**PROBLEM TO SOLVE**:
Print all the entries verbatim.

**RECORDS**:
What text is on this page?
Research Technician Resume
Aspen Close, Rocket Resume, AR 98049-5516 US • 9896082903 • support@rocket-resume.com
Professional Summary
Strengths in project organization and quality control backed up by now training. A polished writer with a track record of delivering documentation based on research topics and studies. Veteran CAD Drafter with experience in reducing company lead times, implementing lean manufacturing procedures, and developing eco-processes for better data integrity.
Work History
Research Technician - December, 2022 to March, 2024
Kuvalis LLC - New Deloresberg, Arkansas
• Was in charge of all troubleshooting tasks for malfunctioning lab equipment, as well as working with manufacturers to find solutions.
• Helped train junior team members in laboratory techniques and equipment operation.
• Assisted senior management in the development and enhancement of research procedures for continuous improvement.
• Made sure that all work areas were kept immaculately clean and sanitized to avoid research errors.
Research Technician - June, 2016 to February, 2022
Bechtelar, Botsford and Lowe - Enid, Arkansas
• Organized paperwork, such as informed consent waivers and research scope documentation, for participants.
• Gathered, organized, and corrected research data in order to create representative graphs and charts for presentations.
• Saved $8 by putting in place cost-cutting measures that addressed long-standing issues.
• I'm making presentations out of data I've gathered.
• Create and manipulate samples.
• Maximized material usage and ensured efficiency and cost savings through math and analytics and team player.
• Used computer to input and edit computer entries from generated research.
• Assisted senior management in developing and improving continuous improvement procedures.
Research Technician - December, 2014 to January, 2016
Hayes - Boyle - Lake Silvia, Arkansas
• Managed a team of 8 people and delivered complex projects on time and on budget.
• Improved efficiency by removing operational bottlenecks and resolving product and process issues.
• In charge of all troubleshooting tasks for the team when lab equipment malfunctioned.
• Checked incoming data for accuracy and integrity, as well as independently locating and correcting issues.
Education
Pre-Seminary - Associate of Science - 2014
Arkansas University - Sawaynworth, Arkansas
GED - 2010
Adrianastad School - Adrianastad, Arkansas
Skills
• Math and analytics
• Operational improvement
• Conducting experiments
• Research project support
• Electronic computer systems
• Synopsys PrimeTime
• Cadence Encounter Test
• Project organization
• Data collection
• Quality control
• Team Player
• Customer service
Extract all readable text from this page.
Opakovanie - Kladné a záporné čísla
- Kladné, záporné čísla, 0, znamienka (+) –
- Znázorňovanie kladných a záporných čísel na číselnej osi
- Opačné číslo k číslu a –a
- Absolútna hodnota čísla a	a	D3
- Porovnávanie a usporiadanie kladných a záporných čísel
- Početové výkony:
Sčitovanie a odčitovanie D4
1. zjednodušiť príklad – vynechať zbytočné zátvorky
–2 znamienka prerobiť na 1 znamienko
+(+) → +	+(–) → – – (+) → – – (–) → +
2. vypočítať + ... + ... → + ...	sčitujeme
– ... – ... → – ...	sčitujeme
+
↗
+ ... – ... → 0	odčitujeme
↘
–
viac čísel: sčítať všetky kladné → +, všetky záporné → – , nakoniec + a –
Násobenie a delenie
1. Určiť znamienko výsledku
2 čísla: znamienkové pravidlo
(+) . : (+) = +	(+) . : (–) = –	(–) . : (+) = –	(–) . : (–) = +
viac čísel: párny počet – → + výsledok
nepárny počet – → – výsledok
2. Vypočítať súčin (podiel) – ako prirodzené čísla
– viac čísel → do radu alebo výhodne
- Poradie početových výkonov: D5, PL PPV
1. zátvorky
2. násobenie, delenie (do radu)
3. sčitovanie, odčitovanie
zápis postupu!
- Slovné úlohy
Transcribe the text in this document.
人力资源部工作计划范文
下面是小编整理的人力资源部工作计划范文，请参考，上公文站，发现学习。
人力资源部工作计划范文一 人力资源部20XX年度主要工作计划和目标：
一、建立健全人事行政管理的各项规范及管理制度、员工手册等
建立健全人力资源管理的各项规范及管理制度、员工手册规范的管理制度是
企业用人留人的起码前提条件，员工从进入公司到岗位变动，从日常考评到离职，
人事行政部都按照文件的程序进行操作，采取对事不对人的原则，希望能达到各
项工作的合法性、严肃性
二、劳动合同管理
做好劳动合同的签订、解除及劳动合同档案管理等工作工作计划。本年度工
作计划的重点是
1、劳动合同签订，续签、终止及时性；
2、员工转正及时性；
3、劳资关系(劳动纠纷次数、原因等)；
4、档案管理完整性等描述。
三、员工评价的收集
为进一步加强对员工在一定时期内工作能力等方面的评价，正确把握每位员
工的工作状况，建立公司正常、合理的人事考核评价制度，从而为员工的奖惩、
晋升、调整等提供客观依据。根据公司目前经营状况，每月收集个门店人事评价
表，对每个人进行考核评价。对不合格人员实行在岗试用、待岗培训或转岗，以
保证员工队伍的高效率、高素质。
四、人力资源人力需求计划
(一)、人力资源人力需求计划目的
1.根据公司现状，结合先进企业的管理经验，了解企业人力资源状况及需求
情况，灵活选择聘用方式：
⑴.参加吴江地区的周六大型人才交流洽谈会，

**WRITTEN RESPONSE**:
What text is on this page?
Research Technician Resume
Aspen Close, Rocket Resume, AR 98049-5516 US • 9896082903 • support@rocket-resume.com
Professional Summary
Strengths in project organization and quality control backed up by now training. A polished writer with a track record of delivering documentation based on research topics and studies. Veteran CAD Drafter with experience in reducing company lead times, implementing lean manufacturing procedures, and developing eco-processes for better data integrity.
Work History
Research Technician - December, 2022 to March, 2024
Kuvalis LLC - New Deloresberg, Arkansas
• Was in charge of all troubleshooting tasks for malfunctioning lab equipment, as well as working with manufacturers to find solutions.
• Helped train junior team members in laboratory techniques and equipment operation.
• Assisted senior management in the development and enhancement of research procedures for continuous improvement.
• Made sure that all work areas were kept immaculately clean and sanitized to avoid research errors.
Research Technician - June, 2016 to February, 2022
Bechtelar, Botsford and Lowe - Enid, Arkansas
• Organized paperwork, such as informed consent waivers and research scope documentation, for participants.
• Gathered, organized, and corrected research data in order to create representative graphs and charts for presentations.
• Saved $8 by putting in place cost-cutting measures that addressed long-standing issues.
• I'm making presentations out of data I've gathered.
• Create and manipulate samples.
• Maximized material usage and ensured efficiency and cost savings through math and analytics and team player.
• Used computer to input and edit computer entries from generated research.
• Assisted senior management in developing and improving continuous improvement procedures.
Research Technician - December, 2014 to January, 2016
Hayes - Boyle - Lake Silvia, Arkansas
• Managed a team of 8 people and delivered complex projects on time and on budget.
• Improved efficiency by removing operational bottlenecks and resolving product and process issues.
• In charge of all troubleshooting tasks for the team when lab equipment malfunctioned.
• Checked incoming data for accuracy and integrity, as well as independently locating and correcting issues.
Education
Pre-Seminary - Associate of Science - 2014
Arkansas University - Sawaynworth, Arkansas
GED - 2010
Adrianastad School - Adrianastad, Arkansas
Skills
• Math and analytics
• Operational improvement
• Conducting experiments
• Research project support
• Electronic computer systems
• Synopsys PrimeTime
• Cadence Encounter Test
• Project organization
• Data collection
• Quality control
• Team Player
• Customer service
Extract all readable text from this page.
Opakovanie - Kladné a záporné čísla
- Kladné, záporné čísla, 0, znamienka (+) –
- Znázorňovanie kladných a záporných čísel na číselnej osi
- Opačné číslo k číslu a –a
- Absolútna hodnota čísla a	a	D3
- Porovnávanie a usporiadanie kladných a záporných čísel
- Početové výkony:
Sčitovanie a odčitovanie D4
1. zjednodušiť príklad – vynechať zbytočné zátvorky
–2 znamienka prerobiť na 1 znamienko
+(+) → +	+(–) → – – (+) → – – (–) → +
2. vypočítať + ... + ... → + ...	sčitujeme
– ... – ... → – ...	sčitujeme
+
↗
+ ... – ... → 0	odčitujeme
↘
–
viac čísel: sčítať všetky kladné → +, všetky záporné → – , nakoniec + a –
Násobenie a delenie
1. Určiť znamienko výsledku
2 čísla: znamienkové pravidlo
(+) . : (+) = +	(+) . : (–) = –	(–) . : (+) = –	(–) . : (–) = +
viac čísel: párny počet – → + výsledok
nepárny počet – → – výsledok
2. Vypočítať súčin (podiel) – ako prirodzené čísla
– viac čísel → do radu alebo výhodne
- Poradie početových výkonov: D5, PL PPV
1. zátvorky
2. násobenie, delenie (do radu)
3. sčitovanie, odčitovanie
zápis postupu!
- Slovné úlohy
Transcribe the text in this document.
人力资源部工作计划范文
下面是小编整理的人力资源部工作计划范文，请参考，上公文站，发现学习。
人力资源部工作计划范文一 人力资源部20XX年度主要工作计划和目标：
一、建立健全人事行政管理的各项规范及管理制度、员工手册等
建立健全人力资源管理的各项规范及管理制度、员工手册规范的管理制度是
企业用人留人的起码前提条件，员工从进入公司到岗位变动，从日常考评到离职，
人事行政部都按照文件的程序进行操作，采取对事不对人的原则，希望能达到各
项工作的合法性、严肃性
二、劳动合同管理
做好劳动合同的签订、解除及劳动合同档案管理等工作工作计划。本年度工
作计划的重点是
1、劳动合同签订，续签、终止及时性；
2、员工转正及时性；
3、劳资关系(劳动纠纷次数、原因等)；
4、档案管理完整性等描述。
三、员工评价的收集
为进一步加强对员工在一定时期内工作能力等方面的评价，正确把握每位员
工的工作状况，建立公司正常、合理的人事考核评价制度，从而为员工的奖惩、
晋升、调整等提供客观依据。根据公司目前经营状况，每月收集个门店人事评价
表，对每个人进行考核评价。对不合格人员实行在岗试用、待岗培训或转岗，以
保证员工队伍的高效率、高素质。
四、人力资源人力需求计划
(一)、人力资源人力需求计划目的
1.根据公司现状，结合先进企业的管理经验，了解企业人力资源状况及需求
情况，灵活选择聘用方式：
⑴.参加吴江地区的周六大型人才交流洽谈会，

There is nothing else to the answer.